*** RECORDS SHOWN

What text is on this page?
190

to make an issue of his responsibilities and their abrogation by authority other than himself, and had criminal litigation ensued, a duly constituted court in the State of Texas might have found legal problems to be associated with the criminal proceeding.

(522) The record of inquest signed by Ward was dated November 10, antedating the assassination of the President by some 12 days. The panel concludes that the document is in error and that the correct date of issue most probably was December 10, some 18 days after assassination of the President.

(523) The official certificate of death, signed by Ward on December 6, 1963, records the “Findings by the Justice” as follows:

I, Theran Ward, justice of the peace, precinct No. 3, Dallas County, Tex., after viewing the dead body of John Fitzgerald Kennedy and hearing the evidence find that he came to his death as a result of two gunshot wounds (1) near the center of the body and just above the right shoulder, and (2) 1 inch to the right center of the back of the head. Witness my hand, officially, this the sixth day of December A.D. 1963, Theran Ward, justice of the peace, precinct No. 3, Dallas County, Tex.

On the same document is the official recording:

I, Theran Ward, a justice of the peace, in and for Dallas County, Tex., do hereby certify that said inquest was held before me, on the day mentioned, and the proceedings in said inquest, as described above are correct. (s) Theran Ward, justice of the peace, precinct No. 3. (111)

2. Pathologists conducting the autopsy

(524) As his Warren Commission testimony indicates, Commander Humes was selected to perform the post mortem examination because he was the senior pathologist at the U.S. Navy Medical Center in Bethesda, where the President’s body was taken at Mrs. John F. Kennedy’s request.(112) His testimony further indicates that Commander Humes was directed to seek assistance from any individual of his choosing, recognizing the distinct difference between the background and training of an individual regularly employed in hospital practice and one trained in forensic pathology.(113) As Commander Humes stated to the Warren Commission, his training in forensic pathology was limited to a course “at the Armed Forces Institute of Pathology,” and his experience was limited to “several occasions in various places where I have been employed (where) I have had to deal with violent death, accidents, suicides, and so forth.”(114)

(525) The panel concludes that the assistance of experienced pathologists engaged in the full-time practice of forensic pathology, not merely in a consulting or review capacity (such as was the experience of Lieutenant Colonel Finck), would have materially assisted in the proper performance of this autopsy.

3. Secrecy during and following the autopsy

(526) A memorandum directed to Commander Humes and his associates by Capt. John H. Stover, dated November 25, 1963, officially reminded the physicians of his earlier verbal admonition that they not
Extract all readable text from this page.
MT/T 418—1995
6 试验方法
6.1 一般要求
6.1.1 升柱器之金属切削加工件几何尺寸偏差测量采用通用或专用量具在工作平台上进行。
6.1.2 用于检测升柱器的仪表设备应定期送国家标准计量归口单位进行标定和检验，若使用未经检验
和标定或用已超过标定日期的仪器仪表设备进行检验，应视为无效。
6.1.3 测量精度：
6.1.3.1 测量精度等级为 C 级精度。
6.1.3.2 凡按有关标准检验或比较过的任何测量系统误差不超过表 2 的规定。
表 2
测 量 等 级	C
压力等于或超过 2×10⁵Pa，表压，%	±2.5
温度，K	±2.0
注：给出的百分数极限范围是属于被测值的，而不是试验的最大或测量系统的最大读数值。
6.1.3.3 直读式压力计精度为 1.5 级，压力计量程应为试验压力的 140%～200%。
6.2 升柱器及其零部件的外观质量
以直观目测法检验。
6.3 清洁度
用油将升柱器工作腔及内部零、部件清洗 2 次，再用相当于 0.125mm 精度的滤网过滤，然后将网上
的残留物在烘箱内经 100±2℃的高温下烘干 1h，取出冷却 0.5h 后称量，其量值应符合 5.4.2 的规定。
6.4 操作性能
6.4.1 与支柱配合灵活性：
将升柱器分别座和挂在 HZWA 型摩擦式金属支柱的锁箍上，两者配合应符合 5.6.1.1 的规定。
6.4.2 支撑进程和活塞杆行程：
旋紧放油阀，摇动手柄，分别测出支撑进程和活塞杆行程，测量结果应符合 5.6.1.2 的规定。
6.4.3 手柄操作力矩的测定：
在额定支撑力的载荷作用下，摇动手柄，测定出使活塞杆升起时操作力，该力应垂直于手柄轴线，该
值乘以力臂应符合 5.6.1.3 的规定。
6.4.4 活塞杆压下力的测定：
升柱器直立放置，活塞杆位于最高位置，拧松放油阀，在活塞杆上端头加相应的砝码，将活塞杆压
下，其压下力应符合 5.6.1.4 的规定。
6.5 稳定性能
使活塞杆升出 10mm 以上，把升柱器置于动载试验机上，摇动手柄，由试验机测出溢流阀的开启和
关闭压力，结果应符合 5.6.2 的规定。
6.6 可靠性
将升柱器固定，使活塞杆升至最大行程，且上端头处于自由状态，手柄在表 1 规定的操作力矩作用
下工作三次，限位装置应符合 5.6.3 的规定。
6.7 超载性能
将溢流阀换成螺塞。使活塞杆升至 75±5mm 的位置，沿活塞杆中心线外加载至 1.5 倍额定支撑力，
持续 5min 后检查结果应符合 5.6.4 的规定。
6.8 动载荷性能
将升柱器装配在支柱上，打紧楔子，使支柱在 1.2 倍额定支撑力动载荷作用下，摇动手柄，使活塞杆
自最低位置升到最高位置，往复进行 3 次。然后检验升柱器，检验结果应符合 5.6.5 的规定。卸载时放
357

******

▶ _AIM OF THE EXERCISE_
Return, word for word, each line from the line that contains "Extract all readable text from this page." to the end of the listing above; include both end lines and nothing else.

▶ _FULL OUTPUT_
Extract all readable text from this page.
MT/T 418—1995
6 试验方法
6.1 一般要求
6.1.1 升柱器之金属切削加工件几何尺寸偏差测量采用通用或专用量具在工作平台上进行。
6.1.2 用于检测升柱器的仪表设备应定期送国家标准计量归口单位进行标定和检验，若使用未经检验
和标定或用已超过标定日期的仪器仪表设备进行检验，应视为无效。
6.1.3 测量精度：
6.1.3.1 测量精度等级为 C 级精度。
6.1.3.2 凡按有关标准检验或比较过的任何测量系统误差不超过表 2 的规定。
表 2
测 量 等 级	C
压力等于或超过 2×10⁵Pa，表压，%	±2.5
温度，K	±2.0
注：给出的百分数极限范围是属于被测值的，而不是试验的最大或测量系统的最大读数值。
6.1.3.3 直读式压力计精度为 1.5 级，压力计量程应为试验压力的 140%～200%。
6.2 升柱器及其零部件的外观质量
以直观目测法检验。
6.3 清洁度
用油将升柱器工作腔及内部零、部件清洗 2 次，再用相当于 0.125mm 精度的滤网过滤，然后将网上
的残留物在烘箱内经 100±2℃的高温下烘干 1h，取出冷却 0.5h 后称量，其量值应符合 5.4.2 的规定。
6.4 操作性能
6.4.1 与支柱配合灵活性：
将升柱器分别座和挂在 HZWA 型摩擦式金属支柱的锁箍上，两者配合应符合 5.6.1.1 的规定。
6.4.2 支撑进程和活塞杆行程：
旋紧放油阀，摇动手柄，分别测出支撑进程和活塞杆行程，测量结果应符合 5.6.1.2 的规定。
6.4.3 手柄操作力矩的测定：
在额定支撑力的载荷作用下，摇动手柄，测定出使活塞杆升起时操作力，该力应垂直于手柄轴线，该
值乘以力臂应符合 5.6.1.3 的规定。
6.4.4 活塞杆压下力的测定：
升柱器直立放置，活塞杆位于最高位置，拧松放油阀，在活塞杆上端头加相应的砝码，将活塞杆压
下，其压下力应符合 5.6.1.4 的规定。
6.5 稳定性能
使活塞杆升出 10mm 以上，把升柱器置于动载试验机上，摇动手柄，由试验机测出溢流阀的开启和
关闭压力，结果应符合 5.6.2 的规定。
6.6 可靠性
将升柱器固定，使活塞杆升至最大行程，且上端头处于自由状态，手柄在表 1 规定的操作力矩作用
下工作三次，限位装置应符合 5.6.3 的规定。
6.7 超载性能
将溢流阀换成螺塞。使活塞杆升至 75±5mm 的位置，沿活塞杆中心线外加载至 1.5 倍额定支撑力，
持续 5min 后检查结果应符合 5.6.4 的规定。
6.8 动载荷性能
将升柱器装配在支柱上，打紧楔子，使支柱在 1.2 倍额定支撑力动载荷作用下，摇动手柄，使活塞杆
自最低位置升到最高位置，往复进行 3 次。然后检验升柱器，检验结果应符合 5.6.5 的规定。卸载时放
357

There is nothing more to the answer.